● **What you are asked to do**
Reproduce every entry exactly.

● **The data**

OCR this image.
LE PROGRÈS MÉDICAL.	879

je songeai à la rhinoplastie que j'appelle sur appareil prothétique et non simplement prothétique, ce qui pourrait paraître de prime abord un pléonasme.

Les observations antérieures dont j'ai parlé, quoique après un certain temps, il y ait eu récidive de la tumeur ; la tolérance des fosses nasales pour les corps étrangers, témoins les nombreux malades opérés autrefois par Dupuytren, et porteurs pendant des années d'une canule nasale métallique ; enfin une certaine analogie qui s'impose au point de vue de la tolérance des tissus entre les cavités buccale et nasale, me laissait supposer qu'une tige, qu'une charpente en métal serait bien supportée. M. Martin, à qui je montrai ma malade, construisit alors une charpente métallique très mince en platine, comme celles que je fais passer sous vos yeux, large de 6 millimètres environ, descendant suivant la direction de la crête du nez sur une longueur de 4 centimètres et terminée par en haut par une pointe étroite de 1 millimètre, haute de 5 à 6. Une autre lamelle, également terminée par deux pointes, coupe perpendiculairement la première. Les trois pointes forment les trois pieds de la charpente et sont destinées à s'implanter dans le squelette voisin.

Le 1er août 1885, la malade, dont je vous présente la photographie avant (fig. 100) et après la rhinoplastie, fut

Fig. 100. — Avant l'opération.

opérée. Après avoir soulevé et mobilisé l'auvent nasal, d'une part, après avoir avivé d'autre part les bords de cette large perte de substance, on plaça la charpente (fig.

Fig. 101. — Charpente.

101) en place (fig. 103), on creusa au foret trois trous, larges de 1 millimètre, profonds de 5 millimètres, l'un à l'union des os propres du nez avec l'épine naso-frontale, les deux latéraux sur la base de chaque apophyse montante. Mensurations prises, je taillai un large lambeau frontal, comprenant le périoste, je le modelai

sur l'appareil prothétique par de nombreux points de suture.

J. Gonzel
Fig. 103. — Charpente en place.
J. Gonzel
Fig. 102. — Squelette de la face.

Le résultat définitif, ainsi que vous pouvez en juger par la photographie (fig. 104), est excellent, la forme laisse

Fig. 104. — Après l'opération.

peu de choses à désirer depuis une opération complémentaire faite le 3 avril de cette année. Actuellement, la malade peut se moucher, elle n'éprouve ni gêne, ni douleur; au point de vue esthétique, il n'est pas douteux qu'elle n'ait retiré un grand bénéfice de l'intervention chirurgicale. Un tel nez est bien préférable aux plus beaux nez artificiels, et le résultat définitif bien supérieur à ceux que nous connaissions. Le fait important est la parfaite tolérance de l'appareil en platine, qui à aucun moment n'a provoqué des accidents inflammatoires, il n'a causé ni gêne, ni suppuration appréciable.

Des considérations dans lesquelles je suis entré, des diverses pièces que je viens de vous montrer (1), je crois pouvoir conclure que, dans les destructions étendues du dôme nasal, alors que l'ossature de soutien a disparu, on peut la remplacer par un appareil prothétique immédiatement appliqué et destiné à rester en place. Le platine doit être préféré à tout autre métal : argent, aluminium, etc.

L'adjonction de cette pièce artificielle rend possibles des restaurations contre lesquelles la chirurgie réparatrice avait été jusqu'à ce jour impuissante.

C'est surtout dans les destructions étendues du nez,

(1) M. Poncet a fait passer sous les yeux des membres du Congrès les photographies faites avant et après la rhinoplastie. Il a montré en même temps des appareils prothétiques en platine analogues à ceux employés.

● **Task result**
OCR this image.
LE PROGRÈS MÉDICAL.	879

je songeai à la rhinoplastie que j'appelle sur appareil prothétique et non simplement prothétique, ce qui pourrait paraître de prime abord un pléonasme.

Les observations antérieures dont j'ai parlé, quoique après un certain temps, il y ait eu récidive de la tumeur ; la tolérance des fosses nasales pour les corps étrangers, témoins les nombreux malades opérés autrefois par Dupuytren, et porteurs pendant des années d'une canule nasale métallique ; enfin une certaine analogie qui s'impose au point de vue de la tolérance des tissus entre les cavités buccale et nasale, me laissait supposer qu'une tige, qu'une charpente en métal serait bien supportée. M. Martin, à qui je montrai ma malade, construisit alors une charpente métallique très mince en platine, comme celles que je fais passer sous vos yeux, large de 6 millimètres environ, descendant suivant la direction de la crête du nez sur une longueur de 4 centimètres et terminée par en haut par une pointe étroite de 1 millimètre, haute de 5 à 6. Une autre lamelle, également terminée par deux pointes, coupe perpendiculairement la première. Les trois pointes forment les trois pieds de la charpente et sont destinées à s'implanter dans le squelette voisin.

Le 1er août 1885, la malade, dont je vous présente la photographie avant (fig. 100) et après la rhinoplastie, fut

Fig. 100. — Avant l'opération.

opérée. Après avoir soulevé et mobilisé l'auvent nasal, d'une part, après avoir avivé d'autre part les bords de cette large perte de substance, on plaça la charpente (fig.

Fig. 101. — Charpente.

101) en place (fig. 103), on creusa au foret trois trous, larges de 1 millimètre, profonds de 5 millimètres, l'un à l'union des os propres du nez avec l'épine naso-frontale, les deux latéraux sur la base de chaque apophyse montante. Mensurations prises, je taillai un large lambeau frontal, comprenant le périoste, je le modelai

sur l'appareil prothétique par de nombreux points de suture.

J. Gonzel
Fig. 103. — Charpente en place.
J. Gonzel
Fig. 102. — Squelette de la face.

Le résultat définitif, ainsi que vous pouvez en juger par la photographie (fig. 104), est excellent, la forme laisse

Fig. 104. — Après l'opération.

peu de choses à désirer depuis une opération complémentaire faite le 3 avril de cette année. Actuellement, la malade peut se moucher, elle n'éprouve ni gêne, ni douleur; au point de vue esthétique, il n'est pas douteux qu'elle n'ait retiré un grand bénéfice de l'intervention chirurgicale. Un tel nez est bien préférable aux plus beaux nez artificiels, et le résultat définitif bien supérieur à ceux que nous connaissions. Le fait important est la parfaite tolérance de l'appareil en platine, qui à aucun moment n'a provoqué des accidents inflammatoires, il n'a causé ni gêne, ni suppuration appréciable.

Des considérations dans lesquelles je suis entré, des diverses pièces que je viens de vous montrer (1), je crois pouvoir conclure que, dans les destructions étendues du dôme nasal, alors que l'ossature de soutien a disparu, on peut la remplacer par un appareil prothétique immédiatement appliqué et destiné à rester en place. Le platine doit être préféré à tout autre métal : argent, aluminium, etc.

L'adjonction de cette pièce artificielle rend possibles des restaurations contre lesquelles la chirurgie réparatrice avait été jusqu'à ce jour impuissante.

C'est surtout dans les destructions étendues du nez,

(1) M. Poncet a fait passer sous les yeux des membres du Congrès les photographies faites avant et après la rhinoplastie. Il a montré en même temps des appareils prothétiques en platine analogues à ceux employés.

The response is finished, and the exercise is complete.